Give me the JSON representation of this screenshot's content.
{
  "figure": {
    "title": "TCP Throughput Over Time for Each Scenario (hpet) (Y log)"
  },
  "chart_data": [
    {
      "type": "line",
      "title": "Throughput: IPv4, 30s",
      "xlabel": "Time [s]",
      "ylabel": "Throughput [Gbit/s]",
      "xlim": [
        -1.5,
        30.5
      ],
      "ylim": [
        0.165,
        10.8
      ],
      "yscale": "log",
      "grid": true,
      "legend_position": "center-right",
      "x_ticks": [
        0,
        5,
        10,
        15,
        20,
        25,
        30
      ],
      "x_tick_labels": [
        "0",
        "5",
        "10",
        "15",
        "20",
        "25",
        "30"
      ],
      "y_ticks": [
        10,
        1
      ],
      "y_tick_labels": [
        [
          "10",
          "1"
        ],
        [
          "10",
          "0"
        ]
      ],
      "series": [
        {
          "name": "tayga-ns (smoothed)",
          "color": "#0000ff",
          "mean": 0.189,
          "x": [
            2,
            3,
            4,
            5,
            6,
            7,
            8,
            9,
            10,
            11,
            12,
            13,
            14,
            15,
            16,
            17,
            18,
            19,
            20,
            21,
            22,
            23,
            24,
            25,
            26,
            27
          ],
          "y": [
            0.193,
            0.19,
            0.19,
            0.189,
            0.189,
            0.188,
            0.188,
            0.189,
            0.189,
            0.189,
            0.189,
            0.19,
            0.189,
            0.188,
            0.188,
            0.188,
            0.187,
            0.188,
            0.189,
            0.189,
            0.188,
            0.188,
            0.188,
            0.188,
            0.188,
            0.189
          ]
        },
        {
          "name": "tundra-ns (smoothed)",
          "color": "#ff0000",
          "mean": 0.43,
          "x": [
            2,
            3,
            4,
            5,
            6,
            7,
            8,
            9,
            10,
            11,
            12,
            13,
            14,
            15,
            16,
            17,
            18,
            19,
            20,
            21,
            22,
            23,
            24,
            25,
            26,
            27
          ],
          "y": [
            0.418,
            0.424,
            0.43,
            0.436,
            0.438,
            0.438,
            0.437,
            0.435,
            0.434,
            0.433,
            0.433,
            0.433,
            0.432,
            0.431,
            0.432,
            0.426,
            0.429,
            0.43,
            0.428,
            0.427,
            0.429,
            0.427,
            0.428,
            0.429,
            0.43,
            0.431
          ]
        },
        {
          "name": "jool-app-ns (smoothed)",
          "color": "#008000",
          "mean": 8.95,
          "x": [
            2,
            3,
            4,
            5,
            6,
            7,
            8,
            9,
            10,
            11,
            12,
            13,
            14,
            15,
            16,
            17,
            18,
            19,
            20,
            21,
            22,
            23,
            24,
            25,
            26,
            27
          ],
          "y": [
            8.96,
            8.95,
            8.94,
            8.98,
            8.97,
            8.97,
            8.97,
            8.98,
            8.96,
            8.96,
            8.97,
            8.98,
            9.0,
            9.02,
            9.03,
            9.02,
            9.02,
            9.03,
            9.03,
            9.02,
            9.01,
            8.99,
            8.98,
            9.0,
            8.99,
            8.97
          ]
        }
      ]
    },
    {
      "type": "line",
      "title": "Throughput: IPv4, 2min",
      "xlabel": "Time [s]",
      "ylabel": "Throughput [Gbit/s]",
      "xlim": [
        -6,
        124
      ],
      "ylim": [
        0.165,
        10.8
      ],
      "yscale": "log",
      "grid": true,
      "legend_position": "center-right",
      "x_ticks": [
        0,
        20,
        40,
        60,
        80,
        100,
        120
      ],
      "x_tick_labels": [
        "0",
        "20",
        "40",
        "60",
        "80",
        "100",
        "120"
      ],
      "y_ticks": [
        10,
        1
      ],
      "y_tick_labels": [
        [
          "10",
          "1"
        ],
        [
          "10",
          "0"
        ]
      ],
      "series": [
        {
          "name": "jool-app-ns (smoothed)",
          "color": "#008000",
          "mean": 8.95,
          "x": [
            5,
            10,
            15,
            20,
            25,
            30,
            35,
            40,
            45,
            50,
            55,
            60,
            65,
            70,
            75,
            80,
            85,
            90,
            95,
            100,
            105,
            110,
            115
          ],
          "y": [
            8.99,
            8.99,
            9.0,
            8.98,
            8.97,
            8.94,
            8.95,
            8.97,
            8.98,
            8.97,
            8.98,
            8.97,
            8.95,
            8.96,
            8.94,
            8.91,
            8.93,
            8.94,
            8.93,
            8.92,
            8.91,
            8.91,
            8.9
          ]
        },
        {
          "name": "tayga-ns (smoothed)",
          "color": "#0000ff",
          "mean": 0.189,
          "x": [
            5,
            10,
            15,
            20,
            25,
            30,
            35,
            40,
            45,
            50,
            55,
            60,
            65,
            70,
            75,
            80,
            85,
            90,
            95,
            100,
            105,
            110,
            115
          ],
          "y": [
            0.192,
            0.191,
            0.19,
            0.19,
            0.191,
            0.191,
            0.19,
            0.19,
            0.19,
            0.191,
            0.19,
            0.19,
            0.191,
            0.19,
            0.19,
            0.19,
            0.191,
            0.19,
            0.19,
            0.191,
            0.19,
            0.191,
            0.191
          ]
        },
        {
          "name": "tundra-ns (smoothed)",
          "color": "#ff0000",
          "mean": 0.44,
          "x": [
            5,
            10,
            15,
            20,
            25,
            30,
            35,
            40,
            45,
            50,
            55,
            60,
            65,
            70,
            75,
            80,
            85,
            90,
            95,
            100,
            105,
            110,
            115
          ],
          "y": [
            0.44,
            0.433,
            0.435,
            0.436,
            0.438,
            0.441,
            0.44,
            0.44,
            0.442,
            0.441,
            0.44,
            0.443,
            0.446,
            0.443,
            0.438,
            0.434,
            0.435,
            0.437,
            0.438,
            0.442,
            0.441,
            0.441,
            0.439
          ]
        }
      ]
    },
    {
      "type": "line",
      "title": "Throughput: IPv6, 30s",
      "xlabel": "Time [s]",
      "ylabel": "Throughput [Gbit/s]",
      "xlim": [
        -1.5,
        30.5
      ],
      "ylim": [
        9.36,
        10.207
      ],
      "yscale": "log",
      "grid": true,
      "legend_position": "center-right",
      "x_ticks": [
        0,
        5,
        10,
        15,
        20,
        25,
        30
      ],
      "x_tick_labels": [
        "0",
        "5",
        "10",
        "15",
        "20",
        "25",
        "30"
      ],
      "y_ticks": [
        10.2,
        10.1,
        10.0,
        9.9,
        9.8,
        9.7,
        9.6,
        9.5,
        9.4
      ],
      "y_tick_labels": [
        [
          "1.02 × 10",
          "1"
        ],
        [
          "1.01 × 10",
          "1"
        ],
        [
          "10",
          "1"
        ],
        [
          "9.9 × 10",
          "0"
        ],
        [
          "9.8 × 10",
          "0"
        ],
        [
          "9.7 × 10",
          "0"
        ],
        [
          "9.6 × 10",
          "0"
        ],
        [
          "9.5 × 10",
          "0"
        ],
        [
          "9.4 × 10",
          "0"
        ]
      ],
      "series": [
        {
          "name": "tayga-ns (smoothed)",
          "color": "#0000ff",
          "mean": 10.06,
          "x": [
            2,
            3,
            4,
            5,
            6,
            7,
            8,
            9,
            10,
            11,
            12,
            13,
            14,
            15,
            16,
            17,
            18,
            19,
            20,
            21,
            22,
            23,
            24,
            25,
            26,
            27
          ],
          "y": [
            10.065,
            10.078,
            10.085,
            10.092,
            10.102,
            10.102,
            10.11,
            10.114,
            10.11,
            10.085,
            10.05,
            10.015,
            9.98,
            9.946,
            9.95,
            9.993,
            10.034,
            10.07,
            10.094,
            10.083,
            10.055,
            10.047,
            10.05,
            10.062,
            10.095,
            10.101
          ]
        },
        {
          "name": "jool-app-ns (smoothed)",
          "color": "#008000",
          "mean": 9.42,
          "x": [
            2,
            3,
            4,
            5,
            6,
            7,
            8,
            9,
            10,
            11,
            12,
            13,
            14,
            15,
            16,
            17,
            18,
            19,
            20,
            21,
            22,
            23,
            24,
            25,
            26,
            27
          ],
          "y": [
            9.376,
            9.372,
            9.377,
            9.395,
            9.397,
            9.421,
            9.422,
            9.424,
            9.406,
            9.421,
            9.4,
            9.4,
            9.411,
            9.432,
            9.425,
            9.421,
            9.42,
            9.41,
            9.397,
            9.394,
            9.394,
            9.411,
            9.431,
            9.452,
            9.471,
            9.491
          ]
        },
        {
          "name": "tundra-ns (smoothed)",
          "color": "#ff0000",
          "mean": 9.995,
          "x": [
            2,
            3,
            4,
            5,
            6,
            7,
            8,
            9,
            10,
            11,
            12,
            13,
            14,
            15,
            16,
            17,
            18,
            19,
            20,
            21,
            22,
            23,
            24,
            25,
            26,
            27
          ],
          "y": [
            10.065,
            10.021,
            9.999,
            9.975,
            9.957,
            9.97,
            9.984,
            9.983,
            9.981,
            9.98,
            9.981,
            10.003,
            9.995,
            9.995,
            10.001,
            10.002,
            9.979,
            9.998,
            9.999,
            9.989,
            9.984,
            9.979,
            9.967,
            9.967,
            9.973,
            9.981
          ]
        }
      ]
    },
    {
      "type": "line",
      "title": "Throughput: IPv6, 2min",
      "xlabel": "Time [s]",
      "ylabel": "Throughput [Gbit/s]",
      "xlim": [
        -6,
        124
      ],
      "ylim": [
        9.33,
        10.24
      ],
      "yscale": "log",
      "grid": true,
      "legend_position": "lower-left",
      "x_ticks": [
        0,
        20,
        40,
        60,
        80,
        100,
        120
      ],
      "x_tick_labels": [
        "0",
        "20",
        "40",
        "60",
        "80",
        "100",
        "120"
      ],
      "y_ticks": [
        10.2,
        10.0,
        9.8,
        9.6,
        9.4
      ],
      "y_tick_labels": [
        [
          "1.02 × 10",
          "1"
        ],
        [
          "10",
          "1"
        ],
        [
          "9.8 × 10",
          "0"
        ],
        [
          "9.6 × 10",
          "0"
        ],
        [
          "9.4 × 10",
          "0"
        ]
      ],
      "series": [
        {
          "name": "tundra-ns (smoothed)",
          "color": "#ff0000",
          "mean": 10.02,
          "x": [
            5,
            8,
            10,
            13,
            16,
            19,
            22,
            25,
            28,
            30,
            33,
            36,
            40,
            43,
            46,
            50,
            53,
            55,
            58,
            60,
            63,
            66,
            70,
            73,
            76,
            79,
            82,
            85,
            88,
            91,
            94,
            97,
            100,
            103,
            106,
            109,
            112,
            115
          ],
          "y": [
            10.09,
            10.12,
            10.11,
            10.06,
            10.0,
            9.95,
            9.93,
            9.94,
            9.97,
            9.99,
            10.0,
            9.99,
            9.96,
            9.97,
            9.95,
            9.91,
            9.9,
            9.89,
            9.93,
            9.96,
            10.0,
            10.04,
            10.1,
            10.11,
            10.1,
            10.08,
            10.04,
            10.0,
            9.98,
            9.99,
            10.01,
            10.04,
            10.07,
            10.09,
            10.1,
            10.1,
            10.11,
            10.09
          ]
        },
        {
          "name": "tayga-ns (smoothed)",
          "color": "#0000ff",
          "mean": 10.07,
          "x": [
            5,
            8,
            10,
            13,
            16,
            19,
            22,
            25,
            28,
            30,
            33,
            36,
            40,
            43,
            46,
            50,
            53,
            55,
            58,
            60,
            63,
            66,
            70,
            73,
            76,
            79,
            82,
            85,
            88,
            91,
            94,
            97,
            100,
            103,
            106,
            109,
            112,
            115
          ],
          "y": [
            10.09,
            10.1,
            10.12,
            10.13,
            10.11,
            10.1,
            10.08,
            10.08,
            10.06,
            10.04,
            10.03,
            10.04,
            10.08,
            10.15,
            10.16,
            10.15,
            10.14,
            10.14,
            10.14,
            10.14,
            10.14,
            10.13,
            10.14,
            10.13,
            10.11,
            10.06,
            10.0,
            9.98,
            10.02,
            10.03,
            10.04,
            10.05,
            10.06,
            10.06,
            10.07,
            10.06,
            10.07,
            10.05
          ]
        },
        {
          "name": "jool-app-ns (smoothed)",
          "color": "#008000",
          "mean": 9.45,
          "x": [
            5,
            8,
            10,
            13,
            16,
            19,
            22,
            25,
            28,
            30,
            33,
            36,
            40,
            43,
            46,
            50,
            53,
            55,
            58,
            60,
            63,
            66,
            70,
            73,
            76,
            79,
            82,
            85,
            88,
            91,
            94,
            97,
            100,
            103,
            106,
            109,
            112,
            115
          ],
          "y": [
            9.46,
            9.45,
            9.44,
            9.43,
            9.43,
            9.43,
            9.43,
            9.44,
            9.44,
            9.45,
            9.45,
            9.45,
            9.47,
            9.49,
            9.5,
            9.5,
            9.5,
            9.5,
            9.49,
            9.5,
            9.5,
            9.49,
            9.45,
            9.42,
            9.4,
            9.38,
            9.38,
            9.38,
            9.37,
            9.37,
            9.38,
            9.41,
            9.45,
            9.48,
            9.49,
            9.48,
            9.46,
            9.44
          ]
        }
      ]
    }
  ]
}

○ ○ ○ ○ ○

■ Objective ■
Identify and copy lines that hold the string "mean".

■ Final result ■
          "mean": 0.189,
          "mean": 0.43,
          "mean": 8.95,
          "mean": 8.95,
          "mean": 0.189,
          "mean": 0.44,
          "mean": 10.06,
          "mean": 9.42,
          "mean": 9.995,
          "mean": 10.02,
          "mean": 10.07,
          "mean": 9.45,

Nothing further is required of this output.